● **REQUIRED WORK**
Copy the data precisely, keeping every character.

● **STORED RECORDS**
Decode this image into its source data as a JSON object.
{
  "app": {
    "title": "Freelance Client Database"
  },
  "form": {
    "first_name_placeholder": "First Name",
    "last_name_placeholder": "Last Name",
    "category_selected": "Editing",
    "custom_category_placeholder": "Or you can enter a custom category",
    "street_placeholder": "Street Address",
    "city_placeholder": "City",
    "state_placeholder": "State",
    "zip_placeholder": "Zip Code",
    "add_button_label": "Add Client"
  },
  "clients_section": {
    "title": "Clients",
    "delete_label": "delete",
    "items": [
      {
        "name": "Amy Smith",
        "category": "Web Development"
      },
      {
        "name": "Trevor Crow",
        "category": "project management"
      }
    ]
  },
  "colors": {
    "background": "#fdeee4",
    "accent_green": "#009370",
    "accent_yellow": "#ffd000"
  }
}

● **OUTPUT**
Decode this image into its source data as a JSON object.
{
  "app": {
    "title": "Freelance Client Database"
  },
  "form": {
    "first_name_placeholder": "First Name",
    "last_name_placeholder": "Last Name",
    "category_selected": "Editing",
    "custom_category_placeholder": "Or you can enter a custom category",
    "street_placeholder": "Street Address",
    "city_placeholder": "City",
    "state_placeholder": "State",
    "zip_placeholder": "Zip Code",
    "add_button_label": "Add Client"
  },
  "clients_section": {
    "title": "Clients",
    "delete_label": "delete",
    "items": [
      {
        "name": "Amy Smith",
        "category": "Web Development"
      },
      {
        "name": "Trevor Crow",
        "category": "project management"
      }
    ]
  },
  "colors": {
    "background": "#fdeee4",
    "accent_green": "#009370",
    "accent_yellow": "#ffd000"
  }
}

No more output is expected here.